_EXTRACTED ENTRIES:_
+ + + + + + +

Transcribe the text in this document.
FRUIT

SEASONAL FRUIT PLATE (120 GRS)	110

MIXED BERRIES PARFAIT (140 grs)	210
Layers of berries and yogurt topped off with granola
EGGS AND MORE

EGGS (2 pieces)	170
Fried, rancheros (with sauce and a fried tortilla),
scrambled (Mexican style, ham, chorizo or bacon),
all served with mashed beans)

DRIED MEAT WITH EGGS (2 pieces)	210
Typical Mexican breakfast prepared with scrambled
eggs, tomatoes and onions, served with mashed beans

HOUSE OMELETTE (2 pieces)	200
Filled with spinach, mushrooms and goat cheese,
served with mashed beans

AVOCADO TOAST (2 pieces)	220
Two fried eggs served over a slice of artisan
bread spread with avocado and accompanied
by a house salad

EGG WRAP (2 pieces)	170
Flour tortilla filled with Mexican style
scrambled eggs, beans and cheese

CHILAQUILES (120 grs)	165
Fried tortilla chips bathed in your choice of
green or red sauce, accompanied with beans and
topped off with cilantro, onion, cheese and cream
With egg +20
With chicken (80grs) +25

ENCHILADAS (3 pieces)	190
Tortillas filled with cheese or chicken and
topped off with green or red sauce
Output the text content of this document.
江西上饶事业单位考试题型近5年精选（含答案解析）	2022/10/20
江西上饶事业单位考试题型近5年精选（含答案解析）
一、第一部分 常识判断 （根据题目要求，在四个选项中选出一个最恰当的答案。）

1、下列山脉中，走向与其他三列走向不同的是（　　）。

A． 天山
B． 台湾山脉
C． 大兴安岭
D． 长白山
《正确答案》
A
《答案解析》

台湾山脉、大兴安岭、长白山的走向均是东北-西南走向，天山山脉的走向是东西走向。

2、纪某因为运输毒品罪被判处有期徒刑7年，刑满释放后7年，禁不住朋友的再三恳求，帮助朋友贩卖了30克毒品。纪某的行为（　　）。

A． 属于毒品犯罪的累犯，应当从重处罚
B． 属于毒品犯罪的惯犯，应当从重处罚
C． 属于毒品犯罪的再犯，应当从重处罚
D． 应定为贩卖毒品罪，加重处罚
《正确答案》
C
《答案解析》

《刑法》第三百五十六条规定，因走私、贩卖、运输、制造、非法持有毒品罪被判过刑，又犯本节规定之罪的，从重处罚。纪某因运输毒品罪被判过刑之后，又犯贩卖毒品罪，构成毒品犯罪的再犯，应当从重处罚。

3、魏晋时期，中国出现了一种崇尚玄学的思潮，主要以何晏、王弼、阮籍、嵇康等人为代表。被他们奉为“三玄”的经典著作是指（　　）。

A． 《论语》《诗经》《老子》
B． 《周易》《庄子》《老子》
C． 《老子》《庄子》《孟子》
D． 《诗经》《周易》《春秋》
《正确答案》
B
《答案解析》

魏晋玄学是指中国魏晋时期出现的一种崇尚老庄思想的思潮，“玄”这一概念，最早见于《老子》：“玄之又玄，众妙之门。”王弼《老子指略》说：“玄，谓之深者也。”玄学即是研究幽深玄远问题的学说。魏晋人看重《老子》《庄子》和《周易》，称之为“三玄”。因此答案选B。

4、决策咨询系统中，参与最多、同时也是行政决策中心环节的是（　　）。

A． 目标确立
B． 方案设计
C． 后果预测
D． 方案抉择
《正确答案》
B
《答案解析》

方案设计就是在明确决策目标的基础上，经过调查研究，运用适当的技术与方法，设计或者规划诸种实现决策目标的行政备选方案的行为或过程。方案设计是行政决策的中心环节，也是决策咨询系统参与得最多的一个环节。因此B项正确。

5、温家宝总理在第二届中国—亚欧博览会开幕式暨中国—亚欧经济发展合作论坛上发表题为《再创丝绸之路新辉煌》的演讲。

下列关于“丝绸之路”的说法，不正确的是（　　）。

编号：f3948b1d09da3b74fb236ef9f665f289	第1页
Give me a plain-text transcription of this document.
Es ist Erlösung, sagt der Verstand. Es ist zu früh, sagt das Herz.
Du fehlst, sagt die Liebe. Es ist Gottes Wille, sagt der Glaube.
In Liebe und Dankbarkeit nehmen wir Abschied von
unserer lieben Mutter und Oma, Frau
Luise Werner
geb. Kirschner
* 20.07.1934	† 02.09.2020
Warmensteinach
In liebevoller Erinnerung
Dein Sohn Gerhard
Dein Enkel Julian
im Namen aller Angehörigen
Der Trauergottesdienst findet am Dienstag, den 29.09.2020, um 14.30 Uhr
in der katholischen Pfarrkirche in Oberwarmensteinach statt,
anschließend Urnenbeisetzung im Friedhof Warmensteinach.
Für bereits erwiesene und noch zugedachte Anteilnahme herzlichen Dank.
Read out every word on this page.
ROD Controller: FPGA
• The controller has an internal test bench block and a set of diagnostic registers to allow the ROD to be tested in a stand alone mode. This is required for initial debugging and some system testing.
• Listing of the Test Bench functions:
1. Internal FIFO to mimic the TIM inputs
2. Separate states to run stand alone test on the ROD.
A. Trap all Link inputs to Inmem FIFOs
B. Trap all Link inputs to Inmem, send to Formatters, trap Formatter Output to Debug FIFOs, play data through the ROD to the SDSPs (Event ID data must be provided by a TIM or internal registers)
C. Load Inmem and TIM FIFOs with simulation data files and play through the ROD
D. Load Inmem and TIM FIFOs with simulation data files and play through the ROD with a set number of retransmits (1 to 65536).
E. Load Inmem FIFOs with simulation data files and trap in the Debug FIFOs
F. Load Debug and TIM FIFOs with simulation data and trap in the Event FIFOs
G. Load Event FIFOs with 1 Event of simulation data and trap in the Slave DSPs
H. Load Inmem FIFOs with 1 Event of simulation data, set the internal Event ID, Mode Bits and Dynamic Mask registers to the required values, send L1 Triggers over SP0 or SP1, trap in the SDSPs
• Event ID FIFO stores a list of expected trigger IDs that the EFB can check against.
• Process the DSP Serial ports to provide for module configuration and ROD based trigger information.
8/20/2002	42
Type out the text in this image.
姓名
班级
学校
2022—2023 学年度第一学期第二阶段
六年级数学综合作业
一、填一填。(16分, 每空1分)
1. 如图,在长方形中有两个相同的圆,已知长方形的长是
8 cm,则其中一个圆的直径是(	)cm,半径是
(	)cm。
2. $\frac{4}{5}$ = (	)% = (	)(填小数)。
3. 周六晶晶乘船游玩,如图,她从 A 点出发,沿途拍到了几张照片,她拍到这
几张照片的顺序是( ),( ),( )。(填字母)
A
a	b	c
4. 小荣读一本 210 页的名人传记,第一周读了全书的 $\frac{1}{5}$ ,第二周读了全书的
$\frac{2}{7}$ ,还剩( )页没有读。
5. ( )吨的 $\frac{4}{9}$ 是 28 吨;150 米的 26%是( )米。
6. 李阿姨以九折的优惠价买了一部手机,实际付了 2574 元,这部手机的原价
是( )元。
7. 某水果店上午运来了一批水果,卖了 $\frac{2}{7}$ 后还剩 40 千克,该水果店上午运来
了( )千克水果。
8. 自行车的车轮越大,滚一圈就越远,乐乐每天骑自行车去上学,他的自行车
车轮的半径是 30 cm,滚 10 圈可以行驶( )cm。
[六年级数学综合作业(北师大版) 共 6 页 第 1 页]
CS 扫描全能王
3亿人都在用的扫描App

+ + + + + + +

Search the data for "FRUIT". Copy every matching line.

FRUIT
SEASONAL FRUIT PLATE (120 GRS)	110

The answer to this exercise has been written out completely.